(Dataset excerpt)
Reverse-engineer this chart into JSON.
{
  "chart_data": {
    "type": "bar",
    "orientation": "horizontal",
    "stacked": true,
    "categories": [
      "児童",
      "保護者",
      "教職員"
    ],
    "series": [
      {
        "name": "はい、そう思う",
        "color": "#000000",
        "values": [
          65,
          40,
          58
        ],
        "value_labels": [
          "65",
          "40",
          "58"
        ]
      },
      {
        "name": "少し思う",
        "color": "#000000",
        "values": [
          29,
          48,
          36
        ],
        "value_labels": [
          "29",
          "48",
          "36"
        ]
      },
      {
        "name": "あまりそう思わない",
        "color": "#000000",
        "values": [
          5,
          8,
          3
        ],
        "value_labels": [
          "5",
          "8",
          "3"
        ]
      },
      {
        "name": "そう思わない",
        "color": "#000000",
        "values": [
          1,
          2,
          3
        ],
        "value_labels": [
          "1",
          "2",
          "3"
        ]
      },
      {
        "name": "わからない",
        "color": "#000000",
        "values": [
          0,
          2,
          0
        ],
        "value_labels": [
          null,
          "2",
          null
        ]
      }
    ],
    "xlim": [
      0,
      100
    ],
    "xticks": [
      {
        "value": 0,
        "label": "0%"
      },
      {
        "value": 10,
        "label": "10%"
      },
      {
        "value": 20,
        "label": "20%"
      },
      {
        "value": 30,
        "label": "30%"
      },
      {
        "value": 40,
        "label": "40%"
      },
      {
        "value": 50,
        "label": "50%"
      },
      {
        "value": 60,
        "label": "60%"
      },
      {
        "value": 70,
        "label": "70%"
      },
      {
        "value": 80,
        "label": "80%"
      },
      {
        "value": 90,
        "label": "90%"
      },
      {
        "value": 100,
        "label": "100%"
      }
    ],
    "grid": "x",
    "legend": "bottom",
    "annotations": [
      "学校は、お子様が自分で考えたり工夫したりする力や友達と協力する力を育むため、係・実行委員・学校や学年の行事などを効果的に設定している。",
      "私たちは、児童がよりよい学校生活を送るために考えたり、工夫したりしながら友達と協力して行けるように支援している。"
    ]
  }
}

## Prompt
Find the word "name" in the data and copy out each line where it turns up.

## Solution below
        "name": "はい、そう思う",
        "name": "少し思う",
        "name": "あまりそう思わない",
        "name": "そう思わない",
        "name": "わからない",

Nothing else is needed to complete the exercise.